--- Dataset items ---
▼
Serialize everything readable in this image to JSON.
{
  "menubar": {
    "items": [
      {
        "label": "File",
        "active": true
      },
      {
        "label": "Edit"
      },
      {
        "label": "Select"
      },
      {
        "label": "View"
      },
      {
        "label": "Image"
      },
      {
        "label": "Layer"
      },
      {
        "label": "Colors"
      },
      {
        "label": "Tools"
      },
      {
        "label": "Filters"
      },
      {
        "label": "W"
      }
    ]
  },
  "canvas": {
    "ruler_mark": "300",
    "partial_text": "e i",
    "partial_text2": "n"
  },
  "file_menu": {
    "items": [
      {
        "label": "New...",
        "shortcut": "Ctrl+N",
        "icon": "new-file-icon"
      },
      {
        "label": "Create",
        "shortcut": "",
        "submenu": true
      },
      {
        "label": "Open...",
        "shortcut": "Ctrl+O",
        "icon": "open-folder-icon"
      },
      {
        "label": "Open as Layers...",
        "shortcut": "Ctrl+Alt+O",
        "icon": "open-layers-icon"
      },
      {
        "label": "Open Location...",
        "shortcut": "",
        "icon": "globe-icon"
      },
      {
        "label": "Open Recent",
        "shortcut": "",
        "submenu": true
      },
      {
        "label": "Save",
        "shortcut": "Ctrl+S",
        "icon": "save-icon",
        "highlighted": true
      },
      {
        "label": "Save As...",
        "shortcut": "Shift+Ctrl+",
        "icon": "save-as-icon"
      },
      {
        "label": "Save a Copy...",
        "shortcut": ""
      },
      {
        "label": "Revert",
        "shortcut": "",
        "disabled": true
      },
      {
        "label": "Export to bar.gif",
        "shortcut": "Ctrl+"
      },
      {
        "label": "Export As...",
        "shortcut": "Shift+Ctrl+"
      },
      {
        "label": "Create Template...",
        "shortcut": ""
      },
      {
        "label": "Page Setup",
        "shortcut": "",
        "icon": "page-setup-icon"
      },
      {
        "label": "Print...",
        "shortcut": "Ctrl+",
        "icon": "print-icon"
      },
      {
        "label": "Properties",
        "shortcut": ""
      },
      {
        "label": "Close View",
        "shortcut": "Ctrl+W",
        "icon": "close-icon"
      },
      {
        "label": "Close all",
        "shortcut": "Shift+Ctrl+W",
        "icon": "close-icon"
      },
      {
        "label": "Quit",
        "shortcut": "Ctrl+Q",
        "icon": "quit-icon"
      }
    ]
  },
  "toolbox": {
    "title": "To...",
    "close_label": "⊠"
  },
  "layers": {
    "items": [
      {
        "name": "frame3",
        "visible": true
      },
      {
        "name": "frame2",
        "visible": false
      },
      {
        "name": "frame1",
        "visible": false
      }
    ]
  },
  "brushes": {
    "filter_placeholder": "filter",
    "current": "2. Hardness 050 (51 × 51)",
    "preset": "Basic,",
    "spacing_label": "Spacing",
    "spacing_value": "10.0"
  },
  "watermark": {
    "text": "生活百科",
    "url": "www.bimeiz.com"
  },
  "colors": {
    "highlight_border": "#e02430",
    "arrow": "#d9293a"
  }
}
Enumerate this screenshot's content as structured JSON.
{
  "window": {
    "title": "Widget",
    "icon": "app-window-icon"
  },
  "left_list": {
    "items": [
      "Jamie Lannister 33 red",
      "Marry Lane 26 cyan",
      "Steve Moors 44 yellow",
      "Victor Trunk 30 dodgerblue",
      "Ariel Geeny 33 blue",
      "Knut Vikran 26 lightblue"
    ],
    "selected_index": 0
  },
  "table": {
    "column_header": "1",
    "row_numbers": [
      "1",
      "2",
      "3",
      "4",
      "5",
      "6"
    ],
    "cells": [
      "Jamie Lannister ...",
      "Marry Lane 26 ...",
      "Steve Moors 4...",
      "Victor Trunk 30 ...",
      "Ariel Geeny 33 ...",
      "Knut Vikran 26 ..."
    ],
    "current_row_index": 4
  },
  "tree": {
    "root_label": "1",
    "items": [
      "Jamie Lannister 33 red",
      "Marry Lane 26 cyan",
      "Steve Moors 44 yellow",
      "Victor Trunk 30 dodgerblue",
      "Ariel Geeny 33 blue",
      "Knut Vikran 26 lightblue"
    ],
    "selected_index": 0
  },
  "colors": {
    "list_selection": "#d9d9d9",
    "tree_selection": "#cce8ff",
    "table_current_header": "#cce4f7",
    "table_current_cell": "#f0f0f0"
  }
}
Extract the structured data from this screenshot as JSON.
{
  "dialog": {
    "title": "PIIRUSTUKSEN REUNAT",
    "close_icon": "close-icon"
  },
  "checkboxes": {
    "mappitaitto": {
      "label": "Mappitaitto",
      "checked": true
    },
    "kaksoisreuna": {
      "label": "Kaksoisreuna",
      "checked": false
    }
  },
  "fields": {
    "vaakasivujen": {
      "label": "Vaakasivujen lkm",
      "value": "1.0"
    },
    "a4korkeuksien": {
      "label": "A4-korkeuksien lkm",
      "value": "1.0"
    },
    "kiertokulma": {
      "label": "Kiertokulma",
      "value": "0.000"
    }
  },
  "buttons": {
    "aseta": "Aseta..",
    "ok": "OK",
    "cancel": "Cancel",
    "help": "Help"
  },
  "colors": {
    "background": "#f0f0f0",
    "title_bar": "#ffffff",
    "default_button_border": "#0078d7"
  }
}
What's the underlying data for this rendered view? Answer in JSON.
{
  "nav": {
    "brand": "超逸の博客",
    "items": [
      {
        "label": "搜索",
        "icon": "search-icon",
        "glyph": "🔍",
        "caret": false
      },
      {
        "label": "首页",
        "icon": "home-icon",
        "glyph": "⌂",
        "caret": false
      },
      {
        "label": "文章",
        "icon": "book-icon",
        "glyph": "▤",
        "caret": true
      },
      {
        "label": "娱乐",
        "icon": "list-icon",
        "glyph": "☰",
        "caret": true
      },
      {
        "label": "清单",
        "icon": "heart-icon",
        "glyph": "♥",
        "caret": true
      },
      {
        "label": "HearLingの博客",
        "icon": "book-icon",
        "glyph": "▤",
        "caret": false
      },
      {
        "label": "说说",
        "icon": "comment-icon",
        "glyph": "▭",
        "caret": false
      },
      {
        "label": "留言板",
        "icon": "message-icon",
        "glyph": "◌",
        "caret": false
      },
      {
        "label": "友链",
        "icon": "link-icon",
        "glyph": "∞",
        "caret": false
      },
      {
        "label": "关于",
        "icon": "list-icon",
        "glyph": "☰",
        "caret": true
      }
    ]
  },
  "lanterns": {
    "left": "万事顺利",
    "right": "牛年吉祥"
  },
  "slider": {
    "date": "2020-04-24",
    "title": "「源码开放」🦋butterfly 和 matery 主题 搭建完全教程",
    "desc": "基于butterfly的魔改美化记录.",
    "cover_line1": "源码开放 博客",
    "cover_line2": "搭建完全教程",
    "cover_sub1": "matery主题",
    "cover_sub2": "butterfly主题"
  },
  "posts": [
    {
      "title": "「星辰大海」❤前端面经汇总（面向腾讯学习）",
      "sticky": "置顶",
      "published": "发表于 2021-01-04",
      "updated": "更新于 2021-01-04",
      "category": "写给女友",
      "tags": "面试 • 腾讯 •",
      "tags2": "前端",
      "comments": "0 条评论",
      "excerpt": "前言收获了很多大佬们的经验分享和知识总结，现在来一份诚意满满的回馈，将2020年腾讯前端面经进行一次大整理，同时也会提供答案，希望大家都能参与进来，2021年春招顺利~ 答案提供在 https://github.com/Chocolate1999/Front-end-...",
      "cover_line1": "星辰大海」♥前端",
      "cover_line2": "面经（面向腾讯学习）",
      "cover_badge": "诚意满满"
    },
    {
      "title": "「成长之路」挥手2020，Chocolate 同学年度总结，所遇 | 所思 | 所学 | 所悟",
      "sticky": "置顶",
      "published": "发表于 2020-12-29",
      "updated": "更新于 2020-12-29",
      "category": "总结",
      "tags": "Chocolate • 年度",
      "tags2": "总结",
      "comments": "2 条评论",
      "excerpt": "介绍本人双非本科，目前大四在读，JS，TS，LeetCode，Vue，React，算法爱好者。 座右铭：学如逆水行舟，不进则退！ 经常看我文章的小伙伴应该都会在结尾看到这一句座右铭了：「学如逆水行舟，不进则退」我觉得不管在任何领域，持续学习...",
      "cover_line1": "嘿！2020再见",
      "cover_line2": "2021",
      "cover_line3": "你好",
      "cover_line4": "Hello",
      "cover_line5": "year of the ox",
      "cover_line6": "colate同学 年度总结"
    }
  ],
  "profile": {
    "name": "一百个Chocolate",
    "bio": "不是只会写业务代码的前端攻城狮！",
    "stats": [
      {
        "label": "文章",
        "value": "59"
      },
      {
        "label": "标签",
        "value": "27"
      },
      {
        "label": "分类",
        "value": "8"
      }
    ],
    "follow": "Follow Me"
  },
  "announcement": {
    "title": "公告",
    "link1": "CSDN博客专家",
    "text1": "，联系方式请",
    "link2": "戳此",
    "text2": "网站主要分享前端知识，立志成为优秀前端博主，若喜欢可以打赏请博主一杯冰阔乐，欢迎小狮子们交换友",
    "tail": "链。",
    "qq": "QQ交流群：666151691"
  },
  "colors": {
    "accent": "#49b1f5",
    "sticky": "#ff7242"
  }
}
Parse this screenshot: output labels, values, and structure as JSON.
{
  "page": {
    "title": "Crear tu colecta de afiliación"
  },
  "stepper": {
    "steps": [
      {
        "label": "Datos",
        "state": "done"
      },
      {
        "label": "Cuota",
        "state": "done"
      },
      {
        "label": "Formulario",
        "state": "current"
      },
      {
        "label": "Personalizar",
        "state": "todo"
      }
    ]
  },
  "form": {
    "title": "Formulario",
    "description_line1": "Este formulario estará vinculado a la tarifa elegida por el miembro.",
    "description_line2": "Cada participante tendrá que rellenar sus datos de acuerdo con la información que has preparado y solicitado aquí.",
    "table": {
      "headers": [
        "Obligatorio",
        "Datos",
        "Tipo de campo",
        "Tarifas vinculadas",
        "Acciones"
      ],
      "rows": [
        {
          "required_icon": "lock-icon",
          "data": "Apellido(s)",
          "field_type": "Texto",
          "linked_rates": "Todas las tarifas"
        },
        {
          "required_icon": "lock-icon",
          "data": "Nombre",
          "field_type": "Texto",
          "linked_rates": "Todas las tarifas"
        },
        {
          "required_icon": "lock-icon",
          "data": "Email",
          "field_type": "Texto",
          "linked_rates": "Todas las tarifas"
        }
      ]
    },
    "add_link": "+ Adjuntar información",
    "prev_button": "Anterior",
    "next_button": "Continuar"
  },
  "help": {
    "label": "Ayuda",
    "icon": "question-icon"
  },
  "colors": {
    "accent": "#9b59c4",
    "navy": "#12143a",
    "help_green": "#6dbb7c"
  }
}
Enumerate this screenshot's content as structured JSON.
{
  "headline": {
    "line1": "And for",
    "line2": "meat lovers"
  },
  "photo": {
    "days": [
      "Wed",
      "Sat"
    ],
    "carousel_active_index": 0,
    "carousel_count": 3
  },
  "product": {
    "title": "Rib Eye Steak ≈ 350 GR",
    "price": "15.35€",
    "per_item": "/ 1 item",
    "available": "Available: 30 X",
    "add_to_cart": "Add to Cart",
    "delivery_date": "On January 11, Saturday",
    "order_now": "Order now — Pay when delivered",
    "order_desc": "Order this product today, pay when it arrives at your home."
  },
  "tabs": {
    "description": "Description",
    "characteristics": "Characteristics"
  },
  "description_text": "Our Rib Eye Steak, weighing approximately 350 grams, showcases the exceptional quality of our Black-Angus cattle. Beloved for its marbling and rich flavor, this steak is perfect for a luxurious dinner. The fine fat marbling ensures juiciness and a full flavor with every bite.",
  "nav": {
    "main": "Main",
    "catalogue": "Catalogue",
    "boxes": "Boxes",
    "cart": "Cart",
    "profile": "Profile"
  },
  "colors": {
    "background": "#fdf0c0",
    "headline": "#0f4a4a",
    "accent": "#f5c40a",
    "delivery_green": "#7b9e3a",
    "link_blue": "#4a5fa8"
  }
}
▲
--- THE EXERCISE ---
Whichever lines contain the string "información", select and copy them.

--- OUTPUT FOR THIS TASK ---
    "description_line2": "Cada participante tendrá que rellenar sus datos de acuerdo con la información que has preparado y solicitado aquí.",
    "add_link": "+ Adjuntar información",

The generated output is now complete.